_TEXTAUSZUG_
Nachdem ich zu Hause meine Seekajakreise umfassend geplant und die Route, Überfahrten und Besonderheiten in meinem Fahrtenbuch (Seebären sagen dazu auch Logbuch) mit den Eckdaten dokumentiert habe, kann ich während meiner Tagesfahrt auf eine zusätzliche Navigation verzichten. Es reicht dann aus, nur auf Sicht zu paddeln, im Gegensatz zu den motorenden Seglern, die auf ihren Kiel aufpassen müssen, bei den häufig auftretenden Riffen und Untiefen im Mittelmeer.

_GESPEICHERTE DATENSÄTZE_
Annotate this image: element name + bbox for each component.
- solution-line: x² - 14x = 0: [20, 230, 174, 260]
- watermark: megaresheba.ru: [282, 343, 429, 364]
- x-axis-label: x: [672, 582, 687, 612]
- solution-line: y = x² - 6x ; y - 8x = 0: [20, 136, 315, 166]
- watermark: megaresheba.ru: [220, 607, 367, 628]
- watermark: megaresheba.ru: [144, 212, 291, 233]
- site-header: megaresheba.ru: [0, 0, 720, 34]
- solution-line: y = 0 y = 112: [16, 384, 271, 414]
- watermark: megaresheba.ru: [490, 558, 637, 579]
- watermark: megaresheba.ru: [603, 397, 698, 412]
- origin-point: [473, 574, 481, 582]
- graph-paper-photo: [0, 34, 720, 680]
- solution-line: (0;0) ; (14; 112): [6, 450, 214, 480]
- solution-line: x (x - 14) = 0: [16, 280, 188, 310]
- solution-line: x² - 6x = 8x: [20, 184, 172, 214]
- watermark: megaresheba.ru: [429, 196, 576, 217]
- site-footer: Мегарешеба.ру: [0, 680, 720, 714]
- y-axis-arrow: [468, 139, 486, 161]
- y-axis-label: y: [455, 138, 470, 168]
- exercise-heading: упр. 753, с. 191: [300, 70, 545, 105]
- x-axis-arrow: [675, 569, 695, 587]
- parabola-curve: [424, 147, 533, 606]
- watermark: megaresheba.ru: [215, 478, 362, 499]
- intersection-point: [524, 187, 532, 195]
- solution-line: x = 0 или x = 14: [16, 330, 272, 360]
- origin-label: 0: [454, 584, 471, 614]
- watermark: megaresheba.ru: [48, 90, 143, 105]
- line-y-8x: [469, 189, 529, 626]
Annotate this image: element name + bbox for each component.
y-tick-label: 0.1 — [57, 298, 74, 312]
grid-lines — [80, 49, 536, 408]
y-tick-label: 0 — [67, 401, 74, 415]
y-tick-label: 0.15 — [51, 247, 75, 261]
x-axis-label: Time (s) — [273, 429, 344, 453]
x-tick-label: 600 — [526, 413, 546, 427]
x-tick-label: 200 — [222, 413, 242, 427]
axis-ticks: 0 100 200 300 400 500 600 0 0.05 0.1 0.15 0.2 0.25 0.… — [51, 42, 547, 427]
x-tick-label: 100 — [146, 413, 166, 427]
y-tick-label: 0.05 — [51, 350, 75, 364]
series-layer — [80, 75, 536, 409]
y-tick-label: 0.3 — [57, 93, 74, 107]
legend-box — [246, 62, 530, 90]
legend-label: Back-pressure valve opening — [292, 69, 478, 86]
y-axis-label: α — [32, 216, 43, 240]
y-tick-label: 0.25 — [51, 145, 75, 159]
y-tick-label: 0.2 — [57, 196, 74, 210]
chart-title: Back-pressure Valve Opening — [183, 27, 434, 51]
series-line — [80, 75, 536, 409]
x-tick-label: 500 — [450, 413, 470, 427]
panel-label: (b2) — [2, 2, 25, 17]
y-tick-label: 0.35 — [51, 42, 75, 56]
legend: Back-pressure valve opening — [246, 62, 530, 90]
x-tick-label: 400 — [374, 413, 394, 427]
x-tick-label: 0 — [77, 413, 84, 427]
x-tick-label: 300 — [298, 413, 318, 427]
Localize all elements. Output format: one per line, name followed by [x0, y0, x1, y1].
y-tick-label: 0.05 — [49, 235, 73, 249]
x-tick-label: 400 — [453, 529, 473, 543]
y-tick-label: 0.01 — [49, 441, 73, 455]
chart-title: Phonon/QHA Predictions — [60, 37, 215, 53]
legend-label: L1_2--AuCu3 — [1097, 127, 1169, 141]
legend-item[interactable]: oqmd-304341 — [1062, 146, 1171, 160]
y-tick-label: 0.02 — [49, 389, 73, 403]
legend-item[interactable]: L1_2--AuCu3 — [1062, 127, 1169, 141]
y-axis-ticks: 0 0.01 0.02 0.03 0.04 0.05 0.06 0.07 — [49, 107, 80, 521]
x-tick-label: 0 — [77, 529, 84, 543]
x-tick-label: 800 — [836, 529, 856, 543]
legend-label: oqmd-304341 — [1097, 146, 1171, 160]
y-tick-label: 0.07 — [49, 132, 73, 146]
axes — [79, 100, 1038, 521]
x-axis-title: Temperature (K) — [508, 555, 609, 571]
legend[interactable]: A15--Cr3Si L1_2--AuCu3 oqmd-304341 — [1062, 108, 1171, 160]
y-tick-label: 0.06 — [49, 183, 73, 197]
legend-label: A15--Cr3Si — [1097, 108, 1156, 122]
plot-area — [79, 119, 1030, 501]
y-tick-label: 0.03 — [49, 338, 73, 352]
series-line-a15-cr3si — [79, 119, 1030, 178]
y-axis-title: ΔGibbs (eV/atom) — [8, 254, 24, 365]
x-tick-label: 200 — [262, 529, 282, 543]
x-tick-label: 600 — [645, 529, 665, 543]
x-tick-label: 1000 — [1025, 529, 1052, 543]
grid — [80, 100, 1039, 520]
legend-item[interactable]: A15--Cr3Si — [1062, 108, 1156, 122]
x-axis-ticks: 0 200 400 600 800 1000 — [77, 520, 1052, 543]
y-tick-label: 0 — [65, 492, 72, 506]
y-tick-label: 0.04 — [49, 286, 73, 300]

_AUFGABEN_
1. Erklären Sie anhand des Textauszugs über die Seekajakreise, warum während der Tagesfahrt auf eine zusätzliche Navigation verzichtet werden kann.
2. Wie nennen Seebären laut dem Textauszug über die Seekajakreise das Fahrtenbuch?
3. Bitte setzen Sie den Textauszug über die Seekajakreise nach seinem letzten Satz fort.

_LÖSUNGEN_
1. Die Seekajakreise wurde zu Hause umfassend geplant. Route, Überfahrten und Besonderheiten wurden mit den Eckdaten im Fahrtenbuch dokumentiert. Deshalb reicht es unterwegs aus, nur auf Sicht zu paddeln.

2. Logbuch.

3.
Weil unsere Kajaks kaum einen Tiefgang aufweisen und wir mit unseren Booten leichter und schneller manövrieren können, sind wir gegenüber den „Jachties“ klar im Vorteil. Weil wir auch nicht so schnell sind, können wir sofort stoppen und zurückpaddeln, wenn eine Weiterfahrt brenzlig wird. Außerdem sind wir ein Leichtgewicht gegenüber den tonnenschweren modernen Jachten und unsere Kajaks halten da schon einige derbe Grundberührungen aus, zumindest mein stabiles Containerschiff, der Kodiak. Deshalb komme ich auch mit wesentlich einfacherem Kartenmaterial mit einem Maßstab von nur 1 : 750.000 aus, als mancher Skipper mit seiner Segeljacht und ihrem moderen elektronischen Equipment, die er sowieso meist nur mehr unter Motor fährt, weil er selbst kaum noch fähig ist, nur allein mit Segeln voranzukommen, nach meinen Beobachtungen zumindest bei meinen deutschen Landsleuten.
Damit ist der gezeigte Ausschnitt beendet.